▼

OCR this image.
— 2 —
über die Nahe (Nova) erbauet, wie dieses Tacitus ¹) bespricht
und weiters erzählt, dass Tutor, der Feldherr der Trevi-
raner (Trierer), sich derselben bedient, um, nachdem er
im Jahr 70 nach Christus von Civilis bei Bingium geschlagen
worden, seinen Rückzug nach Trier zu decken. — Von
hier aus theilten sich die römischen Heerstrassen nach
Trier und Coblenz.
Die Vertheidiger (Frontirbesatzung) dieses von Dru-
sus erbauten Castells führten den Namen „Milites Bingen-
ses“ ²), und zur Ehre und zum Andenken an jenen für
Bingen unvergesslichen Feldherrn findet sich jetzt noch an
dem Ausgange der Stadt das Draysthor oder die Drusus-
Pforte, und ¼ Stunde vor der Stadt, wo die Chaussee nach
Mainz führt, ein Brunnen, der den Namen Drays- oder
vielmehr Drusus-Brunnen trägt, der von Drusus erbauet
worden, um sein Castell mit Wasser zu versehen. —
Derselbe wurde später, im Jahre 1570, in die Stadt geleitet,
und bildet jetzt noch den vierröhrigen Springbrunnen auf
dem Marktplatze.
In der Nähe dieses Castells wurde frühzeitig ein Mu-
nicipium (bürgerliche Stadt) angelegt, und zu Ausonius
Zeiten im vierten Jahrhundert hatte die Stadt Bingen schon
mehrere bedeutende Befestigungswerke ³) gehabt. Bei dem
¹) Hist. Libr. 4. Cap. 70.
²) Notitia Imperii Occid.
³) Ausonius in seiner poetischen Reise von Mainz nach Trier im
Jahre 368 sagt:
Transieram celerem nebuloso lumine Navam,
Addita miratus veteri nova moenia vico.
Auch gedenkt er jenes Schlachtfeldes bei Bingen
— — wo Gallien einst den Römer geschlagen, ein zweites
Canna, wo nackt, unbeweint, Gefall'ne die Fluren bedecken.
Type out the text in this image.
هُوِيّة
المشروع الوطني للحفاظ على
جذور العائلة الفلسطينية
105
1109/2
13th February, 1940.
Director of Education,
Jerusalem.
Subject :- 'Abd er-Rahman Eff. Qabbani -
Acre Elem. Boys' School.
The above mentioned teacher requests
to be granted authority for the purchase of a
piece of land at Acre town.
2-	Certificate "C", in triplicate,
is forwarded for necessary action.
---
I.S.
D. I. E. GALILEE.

▲

WHAT YOU SHOULD DO: Where does the word "jetzt" appear in the listing? List each line that holds it.

THE RESPONSE:
Bingen unvergesslichen Feldherrn findet sich jetzt noch an
und bildet jetzt noch den vierröhrigen Springbrunnen auf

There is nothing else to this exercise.